Source records:
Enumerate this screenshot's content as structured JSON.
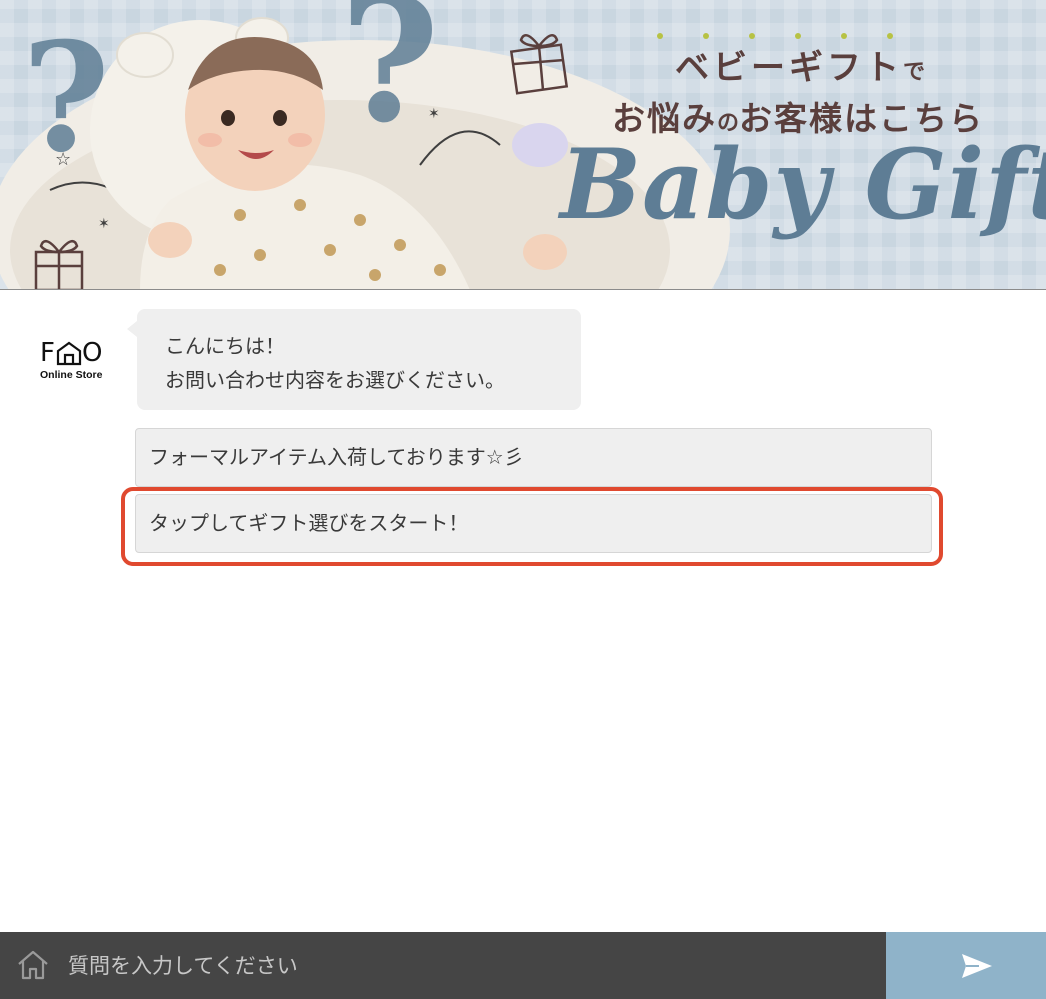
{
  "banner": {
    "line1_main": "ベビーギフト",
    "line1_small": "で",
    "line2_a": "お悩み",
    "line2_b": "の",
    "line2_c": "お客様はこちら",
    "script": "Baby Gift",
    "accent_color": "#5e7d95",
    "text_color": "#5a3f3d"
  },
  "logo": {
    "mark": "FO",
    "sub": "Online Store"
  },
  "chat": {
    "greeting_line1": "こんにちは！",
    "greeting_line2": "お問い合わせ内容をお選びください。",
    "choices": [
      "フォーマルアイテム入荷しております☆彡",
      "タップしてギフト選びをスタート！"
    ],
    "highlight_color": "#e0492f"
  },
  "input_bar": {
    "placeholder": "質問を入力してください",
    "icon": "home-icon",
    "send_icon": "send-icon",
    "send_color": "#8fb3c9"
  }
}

WRITTEN TASK
Exactly as written, return every line of the listing, but not the pictures.

COMPLETE OUTPUT
Enumerate this screenshot's content as structured JSON.
{
  "banner": {
    "line1_main": "ベビーギフト",
    "line1_small": "で",
    "line2_a": "お悩み",
    "line2_b": "の",
    "line2_c": "お客様はこちら",
    "script": "Baby Gift",
    "accent_color": "#5e7d95",
    "text_color": "#5a3f3d"
  },
  "logo": {
    "mark": "FO",
    "sub": "Online Store"
  },
  "chat": {
    "greeting_line1": "こんにちは！",
    "greeting_line2": "お問い合わせ内容をお選びください。",
    "choices": [
      "フォーマルアイテム入荷しております☆彡",
      "タップしてギフト選びをスタート！"
    ],
    "highlight_color": "#e0492f"
  },
  "input_bar": {
    "placeholder": "質問を入力してください",
    "icon": "home-icon",
    "send_icon": "send-icon",
    "send_color": "#8fb3c9"
  }
}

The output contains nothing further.